> **What is being asked**
Of all the lines in the material below, how many include the string "bouton"? Give the number only.

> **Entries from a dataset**

#####

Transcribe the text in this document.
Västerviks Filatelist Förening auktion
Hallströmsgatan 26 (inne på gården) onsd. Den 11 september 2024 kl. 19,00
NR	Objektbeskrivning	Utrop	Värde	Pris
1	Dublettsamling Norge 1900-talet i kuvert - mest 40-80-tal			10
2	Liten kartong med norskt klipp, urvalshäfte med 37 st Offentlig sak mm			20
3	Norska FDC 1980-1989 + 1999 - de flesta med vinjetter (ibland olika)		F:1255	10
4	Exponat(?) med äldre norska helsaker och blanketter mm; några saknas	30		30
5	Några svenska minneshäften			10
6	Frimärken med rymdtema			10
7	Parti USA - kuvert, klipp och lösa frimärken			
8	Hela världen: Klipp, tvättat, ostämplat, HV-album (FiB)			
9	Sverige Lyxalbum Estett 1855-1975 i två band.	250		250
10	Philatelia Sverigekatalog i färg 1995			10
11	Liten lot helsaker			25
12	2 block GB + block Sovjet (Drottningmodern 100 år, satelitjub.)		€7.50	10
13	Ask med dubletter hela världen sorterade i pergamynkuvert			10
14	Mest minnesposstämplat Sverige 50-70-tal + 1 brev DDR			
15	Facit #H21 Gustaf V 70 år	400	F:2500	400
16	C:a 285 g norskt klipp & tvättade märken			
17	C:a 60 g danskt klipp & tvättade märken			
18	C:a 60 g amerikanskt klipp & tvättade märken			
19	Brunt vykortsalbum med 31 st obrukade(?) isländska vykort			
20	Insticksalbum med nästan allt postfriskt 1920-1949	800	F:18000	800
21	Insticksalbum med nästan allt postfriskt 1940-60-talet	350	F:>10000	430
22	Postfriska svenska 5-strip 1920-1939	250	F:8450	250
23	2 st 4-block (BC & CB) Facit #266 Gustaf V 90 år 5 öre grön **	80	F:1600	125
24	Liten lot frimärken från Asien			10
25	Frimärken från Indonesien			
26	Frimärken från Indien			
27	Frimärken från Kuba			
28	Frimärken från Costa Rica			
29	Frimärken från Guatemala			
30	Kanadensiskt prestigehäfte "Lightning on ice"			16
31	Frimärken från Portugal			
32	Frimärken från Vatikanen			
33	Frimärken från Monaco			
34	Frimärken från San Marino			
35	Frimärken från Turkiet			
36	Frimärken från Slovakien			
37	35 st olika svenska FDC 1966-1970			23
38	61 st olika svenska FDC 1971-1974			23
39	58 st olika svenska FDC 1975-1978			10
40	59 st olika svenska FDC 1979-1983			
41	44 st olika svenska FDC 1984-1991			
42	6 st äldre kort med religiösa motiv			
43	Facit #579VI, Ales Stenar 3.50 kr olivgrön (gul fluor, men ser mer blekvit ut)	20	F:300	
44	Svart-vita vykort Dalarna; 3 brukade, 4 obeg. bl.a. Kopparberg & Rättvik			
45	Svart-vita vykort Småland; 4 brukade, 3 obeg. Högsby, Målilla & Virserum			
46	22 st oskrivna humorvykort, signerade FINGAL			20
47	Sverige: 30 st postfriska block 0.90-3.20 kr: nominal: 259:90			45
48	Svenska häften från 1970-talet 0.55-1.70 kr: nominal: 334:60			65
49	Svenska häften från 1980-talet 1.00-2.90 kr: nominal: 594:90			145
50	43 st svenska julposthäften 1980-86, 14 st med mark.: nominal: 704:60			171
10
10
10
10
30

#####

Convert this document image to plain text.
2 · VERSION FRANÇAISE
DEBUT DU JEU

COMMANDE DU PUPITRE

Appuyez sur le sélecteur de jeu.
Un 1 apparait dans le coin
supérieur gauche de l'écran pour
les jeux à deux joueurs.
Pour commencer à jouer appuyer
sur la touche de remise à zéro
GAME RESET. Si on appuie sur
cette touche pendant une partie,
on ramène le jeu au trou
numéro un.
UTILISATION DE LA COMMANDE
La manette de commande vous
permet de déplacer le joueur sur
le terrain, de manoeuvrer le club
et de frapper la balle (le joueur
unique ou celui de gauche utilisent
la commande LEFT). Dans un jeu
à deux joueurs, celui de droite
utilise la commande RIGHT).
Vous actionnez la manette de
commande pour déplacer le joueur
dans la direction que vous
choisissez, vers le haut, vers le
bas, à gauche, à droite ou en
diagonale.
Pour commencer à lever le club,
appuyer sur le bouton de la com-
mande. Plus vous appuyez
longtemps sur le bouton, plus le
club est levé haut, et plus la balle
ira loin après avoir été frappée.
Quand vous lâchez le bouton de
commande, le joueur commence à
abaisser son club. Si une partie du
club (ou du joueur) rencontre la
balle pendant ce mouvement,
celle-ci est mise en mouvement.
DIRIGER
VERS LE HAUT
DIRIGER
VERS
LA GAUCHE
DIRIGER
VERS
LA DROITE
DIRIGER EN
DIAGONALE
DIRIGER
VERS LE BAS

#####

> **Task solution**
3